_READING TEXT_:
# How to show OBS output on classroom screen



## RachelThorn (Oct 12, 2020)

I am teaching a course that is simultaneously in person and broadcast/recorded. I have two monitors plus the classroom screen. I want the first two screens to see PowerPoint and OBS controls, but I want what's shown on the screen to be exactly what is being broadcast/recorded. By the way, I am still completely puzzled by OBS's "studio mode" with the split screen. I think what I basically want is for that right-hand window in OBS to be what is shown on the classroom screen. Any advice?

Edit: Also, it would be great if I could get OBS audio output to play on the classroom speakers. I tried this in the last class and I couldn't figure out how to get it to work. I am using an HDMI cable to connect the computer to the classroom screen/speakers, so it should be possible to send sound out, too. I have IShowU Audio Capture installed.


----------



## lebaston100 (Oct 12, 2020)

You can use the "Fullscreen Projector (Program)" to display the obs output on any screen. Just right click the program (right side) area and select it in the contect menu.
If you have studio mode disabled it will be called ""Fullscreen Projector (Preview)".
A´s for audio, you have to set the "Monitoring Device" in the settings under the Audio tab to the hdmi audio device. Then in the "Advanced audio properties" (right click the mixer area) you have to set all sources that you want to out to "Monitor and Output".


----------



## RachelThorn (Oct 13, 2020)

lebaston100 said:


> You can use the "Fullscreen Projector (Program)" to display the obs output on any screen. Just right click the program (right side) area and select it in the contect menu.
> If you have studio mode disabled it will be called ""Fullscreen Projector (Preview)".
> A´s for audio, you have to set the "Monitoring Device" in the settings under the Audio tab to the hdmi audio device. Then in the "Advanced audio properties" (right click the mixer area) you have to set all sources that you want to out to "Monitor and Output".


Thank you for this! I will try what you suggested!


----------

[Dataset excerpt]
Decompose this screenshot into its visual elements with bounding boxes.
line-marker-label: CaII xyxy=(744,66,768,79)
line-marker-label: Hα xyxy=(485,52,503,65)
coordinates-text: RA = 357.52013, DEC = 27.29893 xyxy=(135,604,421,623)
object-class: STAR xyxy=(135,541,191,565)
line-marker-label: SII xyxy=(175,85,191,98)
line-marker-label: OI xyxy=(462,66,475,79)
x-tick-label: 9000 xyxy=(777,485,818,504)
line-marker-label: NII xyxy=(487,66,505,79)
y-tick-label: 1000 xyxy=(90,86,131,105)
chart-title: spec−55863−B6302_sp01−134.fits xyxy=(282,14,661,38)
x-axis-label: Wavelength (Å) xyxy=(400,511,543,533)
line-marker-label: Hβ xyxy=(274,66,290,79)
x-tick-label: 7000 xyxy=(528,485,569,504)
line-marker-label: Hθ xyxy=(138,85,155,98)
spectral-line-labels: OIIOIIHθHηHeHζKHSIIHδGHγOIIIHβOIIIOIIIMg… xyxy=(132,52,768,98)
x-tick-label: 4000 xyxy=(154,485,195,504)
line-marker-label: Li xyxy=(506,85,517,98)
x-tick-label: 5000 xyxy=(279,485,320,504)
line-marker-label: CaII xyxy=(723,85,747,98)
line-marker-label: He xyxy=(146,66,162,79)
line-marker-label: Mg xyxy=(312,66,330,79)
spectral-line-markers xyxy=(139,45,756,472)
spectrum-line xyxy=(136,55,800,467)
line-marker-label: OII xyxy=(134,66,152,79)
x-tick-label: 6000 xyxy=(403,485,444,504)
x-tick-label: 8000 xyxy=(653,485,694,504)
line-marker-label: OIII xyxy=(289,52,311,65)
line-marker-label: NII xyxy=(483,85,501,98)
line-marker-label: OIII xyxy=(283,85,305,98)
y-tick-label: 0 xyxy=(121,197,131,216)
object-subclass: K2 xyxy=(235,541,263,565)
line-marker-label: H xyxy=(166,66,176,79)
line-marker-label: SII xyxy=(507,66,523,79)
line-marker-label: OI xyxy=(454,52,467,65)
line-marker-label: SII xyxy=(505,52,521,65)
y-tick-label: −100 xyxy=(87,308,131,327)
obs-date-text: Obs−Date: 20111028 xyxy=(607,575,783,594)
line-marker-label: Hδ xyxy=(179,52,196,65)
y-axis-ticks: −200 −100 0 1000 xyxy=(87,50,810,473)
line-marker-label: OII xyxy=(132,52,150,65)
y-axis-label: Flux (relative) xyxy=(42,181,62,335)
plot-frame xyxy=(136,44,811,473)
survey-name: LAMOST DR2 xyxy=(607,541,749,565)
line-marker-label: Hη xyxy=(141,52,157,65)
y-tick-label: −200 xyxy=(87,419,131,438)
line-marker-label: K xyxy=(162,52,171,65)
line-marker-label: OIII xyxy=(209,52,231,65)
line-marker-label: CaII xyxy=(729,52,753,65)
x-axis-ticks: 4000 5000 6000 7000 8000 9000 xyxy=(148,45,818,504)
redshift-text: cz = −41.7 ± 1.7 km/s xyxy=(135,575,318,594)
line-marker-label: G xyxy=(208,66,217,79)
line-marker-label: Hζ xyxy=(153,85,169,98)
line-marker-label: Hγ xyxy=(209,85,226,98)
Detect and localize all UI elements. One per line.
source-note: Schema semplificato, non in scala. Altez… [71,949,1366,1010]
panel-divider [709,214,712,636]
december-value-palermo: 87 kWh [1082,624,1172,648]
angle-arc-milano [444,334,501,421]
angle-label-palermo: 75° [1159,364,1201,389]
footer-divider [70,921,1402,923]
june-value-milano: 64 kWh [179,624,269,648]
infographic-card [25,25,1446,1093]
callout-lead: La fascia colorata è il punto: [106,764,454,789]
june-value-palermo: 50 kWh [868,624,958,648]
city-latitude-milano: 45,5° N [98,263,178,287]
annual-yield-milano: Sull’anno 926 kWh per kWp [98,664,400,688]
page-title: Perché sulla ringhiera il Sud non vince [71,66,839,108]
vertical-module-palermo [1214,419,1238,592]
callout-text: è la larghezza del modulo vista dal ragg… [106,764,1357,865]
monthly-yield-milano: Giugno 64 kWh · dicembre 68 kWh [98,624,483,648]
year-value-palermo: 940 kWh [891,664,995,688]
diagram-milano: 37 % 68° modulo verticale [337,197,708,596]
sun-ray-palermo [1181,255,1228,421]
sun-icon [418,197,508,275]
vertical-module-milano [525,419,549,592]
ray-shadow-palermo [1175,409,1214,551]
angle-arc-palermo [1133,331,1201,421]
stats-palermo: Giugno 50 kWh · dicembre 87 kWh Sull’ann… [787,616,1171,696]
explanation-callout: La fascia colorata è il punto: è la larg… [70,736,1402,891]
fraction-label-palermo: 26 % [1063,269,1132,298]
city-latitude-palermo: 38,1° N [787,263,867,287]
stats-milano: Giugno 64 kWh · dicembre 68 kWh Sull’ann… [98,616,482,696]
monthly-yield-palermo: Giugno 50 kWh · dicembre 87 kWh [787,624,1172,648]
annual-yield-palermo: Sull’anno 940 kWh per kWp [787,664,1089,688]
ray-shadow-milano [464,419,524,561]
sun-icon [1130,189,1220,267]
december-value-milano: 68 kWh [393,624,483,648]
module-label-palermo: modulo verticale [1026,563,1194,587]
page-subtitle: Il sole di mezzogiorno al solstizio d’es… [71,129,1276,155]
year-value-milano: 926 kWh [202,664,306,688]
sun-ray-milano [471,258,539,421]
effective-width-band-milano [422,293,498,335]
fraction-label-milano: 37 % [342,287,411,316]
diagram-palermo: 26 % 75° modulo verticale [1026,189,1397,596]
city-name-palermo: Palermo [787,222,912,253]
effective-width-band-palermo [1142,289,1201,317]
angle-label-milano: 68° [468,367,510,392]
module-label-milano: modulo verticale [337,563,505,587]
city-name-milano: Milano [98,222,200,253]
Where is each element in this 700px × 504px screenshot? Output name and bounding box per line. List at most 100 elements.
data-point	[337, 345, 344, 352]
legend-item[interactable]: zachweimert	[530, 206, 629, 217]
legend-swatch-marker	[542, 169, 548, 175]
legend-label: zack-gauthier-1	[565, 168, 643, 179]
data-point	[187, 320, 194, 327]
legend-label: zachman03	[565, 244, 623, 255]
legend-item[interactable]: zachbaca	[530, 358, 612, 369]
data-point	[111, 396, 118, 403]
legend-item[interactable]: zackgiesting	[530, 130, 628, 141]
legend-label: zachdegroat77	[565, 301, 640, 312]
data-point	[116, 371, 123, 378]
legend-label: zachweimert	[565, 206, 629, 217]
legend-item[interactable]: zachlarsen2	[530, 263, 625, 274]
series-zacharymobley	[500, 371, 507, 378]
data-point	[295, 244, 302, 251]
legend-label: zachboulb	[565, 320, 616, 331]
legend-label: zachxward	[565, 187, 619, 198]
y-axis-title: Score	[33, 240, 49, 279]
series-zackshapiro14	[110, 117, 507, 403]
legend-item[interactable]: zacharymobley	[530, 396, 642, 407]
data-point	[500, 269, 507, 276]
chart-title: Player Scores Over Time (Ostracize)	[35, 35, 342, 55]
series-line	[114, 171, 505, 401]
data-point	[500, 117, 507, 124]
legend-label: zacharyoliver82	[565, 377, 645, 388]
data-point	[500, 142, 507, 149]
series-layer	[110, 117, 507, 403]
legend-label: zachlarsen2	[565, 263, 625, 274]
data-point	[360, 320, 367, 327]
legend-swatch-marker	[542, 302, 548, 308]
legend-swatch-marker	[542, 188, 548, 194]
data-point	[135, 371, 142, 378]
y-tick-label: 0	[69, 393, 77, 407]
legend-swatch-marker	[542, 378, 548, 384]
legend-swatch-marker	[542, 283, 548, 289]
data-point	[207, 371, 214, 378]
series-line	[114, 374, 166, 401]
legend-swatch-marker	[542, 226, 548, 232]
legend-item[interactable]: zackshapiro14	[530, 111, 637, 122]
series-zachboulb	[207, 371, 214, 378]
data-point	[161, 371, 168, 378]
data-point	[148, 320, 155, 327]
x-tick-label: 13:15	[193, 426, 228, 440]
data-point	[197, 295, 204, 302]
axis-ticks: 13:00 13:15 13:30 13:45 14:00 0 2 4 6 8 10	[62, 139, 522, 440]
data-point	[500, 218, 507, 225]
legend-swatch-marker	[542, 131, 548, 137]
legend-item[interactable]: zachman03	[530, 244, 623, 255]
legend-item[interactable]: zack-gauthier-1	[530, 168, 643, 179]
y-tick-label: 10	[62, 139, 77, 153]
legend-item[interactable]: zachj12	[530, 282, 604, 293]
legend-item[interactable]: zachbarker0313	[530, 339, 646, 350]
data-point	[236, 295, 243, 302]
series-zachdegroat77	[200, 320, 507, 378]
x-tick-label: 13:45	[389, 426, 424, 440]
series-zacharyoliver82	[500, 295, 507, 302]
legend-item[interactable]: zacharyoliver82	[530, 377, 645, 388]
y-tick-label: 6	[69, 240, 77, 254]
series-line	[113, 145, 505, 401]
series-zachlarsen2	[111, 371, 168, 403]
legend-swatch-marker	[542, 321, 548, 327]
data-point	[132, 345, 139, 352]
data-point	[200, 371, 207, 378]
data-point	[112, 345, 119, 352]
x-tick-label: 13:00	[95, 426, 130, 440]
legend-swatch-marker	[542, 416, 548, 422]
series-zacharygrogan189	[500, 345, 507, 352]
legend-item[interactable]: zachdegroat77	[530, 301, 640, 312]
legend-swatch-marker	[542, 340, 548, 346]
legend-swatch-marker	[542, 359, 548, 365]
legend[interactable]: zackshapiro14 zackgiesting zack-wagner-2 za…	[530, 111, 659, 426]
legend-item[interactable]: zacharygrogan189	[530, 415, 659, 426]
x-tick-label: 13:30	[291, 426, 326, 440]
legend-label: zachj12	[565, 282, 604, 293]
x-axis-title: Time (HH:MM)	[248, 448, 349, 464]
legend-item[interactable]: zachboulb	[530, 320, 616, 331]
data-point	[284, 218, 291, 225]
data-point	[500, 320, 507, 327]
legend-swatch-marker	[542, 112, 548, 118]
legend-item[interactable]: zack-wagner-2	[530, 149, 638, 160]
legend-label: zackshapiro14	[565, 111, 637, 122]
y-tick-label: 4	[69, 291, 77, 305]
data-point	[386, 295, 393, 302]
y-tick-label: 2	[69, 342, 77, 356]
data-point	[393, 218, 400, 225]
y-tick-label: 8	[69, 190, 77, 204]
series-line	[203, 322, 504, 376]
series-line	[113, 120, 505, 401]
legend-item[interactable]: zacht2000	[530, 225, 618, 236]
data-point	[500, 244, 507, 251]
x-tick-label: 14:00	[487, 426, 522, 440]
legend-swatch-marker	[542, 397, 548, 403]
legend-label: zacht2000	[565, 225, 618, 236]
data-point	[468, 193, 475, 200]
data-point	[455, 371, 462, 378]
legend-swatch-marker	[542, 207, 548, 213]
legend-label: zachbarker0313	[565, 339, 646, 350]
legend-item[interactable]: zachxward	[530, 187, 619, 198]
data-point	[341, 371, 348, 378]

_WORK INSTRUCTIONS_:
In the OBS forum thread, what setting should each source get in "Advanced audio properties" for its sound to play on the classroom speakers?

_THE RESULT_:
"Monitor and Output"